- **Aim of the task**
Lay out the items from the start of the records through the line that contains "The contour 62 is at (1143, 605).", inclusive, as a two-column CSV with the columns input and output, one row per item holding its text and its answer. Put each in a single quoted field, with line breaks replaced by spaces.

- **Data shown**
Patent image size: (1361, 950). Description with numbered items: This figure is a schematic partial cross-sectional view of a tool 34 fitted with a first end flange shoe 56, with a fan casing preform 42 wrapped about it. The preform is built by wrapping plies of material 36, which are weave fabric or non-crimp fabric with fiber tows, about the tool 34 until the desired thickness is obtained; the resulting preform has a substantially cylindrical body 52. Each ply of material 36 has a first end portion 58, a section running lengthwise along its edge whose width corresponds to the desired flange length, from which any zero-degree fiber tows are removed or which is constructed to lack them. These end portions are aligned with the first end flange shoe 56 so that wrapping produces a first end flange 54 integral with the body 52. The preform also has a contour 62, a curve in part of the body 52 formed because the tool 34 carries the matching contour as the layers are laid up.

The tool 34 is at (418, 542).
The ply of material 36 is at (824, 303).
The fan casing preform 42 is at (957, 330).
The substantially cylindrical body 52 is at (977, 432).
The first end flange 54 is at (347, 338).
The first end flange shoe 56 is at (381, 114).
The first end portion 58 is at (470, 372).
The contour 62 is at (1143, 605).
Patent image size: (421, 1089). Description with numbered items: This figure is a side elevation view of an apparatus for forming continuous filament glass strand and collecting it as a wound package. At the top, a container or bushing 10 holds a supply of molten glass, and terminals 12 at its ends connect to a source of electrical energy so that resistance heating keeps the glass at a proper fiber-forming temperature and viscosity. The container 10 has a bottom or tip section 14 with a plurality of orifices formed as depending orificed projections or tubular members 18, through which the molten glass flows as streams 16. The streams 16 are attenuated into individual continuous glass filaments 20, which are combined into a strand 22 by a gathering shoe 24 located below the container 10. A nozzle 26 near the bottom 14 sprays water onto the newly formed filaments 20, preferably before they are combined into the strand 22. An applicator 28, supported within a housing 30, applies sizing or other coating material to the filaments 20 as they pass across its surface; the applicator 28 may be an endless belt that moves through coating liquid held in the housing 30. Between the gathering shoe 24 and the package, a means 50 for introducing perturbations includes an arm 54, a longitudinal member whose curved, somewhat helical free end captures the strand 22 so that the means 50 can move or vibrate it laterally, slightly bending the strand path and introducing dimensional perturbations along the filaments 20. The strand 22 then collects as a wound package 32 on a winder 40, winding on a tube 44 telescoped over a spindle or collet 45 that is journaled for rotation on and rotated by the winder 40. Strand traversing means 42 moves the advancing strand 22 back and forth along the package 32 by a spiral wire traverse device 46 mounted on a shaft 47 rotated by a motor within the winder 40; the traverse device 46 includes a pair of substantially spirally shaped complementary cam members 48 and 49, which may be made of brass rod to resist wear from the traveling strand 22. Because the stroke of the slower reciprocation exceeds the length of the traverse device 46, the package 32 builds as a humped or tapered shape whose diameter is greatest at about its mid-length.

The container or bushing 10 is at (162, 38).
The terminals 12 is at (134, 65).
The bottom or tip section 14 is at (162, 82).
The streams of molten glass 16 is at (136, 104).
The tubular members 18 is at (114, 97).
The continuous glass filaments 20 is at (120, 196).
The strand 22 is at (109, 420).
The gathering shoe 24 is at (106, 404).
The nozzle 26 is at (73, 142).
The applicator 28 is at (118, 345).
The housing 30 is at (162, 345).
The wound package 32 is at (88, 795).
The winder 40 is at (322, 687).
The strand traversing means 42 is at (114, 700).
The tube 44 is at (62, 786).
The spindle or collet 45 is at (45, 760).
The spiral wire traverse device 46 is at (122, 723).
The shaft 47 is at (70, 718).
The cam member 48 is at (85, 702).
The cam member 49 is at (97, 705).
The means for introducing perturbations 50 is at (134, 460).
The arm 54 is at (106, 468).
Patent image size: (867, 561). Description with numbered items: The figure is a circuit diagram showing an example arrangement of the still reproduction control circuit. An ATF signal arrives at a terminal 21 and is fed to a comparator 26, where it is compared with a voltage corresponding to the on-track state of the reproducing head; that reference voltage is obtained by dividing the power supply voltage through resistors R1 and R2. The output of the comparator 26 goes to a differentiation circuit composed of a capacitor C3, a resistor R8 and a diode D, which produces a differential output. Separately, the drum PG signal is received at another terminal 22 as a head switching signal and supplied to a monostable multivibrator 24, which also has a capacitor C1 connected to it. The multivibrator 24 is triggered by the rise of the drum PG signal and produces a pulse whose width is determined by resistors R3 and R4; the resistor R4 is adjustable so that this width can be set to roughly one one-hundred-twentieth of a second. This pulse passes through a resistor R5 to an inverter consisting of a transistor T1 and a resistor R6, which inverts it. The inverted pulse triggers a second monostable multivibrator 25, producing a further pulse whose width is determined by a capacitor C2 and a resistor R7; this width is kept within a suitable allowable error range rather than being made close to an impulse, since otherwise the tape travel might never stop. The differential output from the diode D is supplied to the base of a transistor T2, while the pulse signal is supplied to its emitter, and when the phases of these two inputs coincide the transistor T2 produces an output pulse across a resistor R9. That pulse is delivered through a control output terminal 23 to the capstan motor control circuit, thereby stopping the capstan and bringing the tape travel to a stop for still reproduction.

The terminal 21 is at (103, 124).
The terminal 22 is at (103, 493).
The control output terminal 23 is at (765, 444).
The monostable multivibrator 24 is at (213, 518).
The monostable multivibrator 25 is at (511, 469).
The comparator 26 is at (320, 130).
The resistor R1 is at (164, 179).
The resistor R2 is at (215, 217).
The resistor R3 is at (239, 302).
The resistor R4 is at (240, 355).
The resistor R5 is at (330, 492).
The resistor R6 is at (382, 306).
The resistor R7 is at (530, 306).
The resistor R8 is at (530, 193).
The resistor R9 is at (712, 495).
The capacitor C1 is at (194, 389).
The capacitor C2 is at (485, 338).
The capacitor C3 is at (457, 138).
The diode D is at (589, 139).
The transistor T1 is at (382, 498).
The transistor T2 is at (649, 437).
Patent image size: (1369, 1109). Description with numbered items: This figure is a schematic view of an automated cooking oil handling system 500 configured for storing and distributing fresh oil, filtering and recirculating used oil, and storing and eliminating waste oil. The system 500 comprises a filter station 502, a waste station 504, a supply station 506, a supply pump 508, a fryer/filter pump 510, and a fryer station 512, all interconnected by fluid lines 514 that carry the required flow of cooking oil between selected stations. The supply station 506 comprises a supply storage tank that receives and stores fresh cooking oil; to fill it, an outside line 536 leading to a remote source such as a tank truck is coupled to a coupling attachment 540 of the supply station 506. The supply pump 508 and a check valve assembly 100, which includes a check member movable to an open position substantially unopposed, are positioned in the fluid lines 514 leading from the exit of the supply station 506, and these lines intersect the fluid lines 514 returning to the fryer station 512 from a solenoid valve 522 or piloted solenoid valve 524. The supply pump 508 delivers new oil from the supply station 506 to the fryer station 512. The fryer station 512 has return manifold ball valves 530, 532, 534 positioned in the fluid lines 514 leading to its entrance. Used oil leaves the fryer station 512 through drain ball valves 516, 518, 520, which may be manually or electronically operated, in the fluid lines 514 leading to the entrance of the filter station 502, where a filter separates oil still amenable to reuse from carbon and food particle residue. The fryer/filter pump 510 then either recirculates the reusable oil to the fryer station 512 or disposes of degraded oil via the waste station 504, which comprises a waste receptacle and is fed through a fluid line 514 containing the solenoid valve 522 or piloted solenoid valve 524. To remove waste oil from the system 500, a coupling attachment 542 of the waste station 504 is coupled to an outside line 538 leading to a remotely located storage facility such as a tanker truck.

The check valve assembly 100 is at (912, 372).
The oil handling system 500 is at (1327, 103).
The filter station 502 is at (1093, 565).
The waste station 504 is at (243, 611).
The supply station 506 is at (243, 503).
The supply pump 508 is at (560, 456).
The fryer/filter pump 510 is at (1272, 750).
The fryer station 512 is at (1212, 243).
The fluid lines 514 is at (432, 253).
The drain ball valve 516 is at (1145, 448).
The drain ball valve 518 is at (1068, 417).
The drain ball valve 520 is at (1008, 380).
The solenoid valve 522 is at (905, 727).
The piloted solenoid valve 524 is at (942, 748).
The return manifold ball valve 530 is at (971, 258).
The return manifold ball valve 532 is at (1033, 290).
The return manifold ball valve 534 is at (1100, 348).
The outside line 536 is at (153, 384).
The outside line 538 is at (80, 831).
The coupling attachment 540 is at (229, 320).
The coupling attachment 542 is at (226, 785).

- **Correct output**
input,output
"Patent image size: (1361, 950). Description with numbered items: This figure is a schematic partial cross-sectional view of a tool 34 fitted with a first end flange shoe 56, with a fan casing preform 42 wrapped about it. The preform is built by wrapping plies of material 36, which are weave fabric or non-crimp fabric with fiber tows, about the tool 34 until the desired thickness is obtained; the resulting preform has a substantially cylindrical body 52. Each ply of material 36 has a first end portion 58, a section running lengthwise along its edge whose width corresponds to the desired flange length, from which any zero-degree fiber tows are removed or which is constructed to lack them. These end portions are aligned with the first end flange shoe 56 so that wrapping produces a first end flange 54 integral with the body 52. The preform also has a contour 62, a curve in part of the body 52 formed because the tool 34 carries the matching contour as the layers are laid up.","The tool 34 is at (418, 542). The ply of material 36 is at (824, 303). The fan casing preform 42 is at (957, 330). The substantially cylindrical body 52 is at (977, 432). The first end flange 54 is at (347, 338). The first end flange shoe 56 is at (381, 114). The first end portion 58 is at (470, 372). The contour 62 is at (1143, 605)."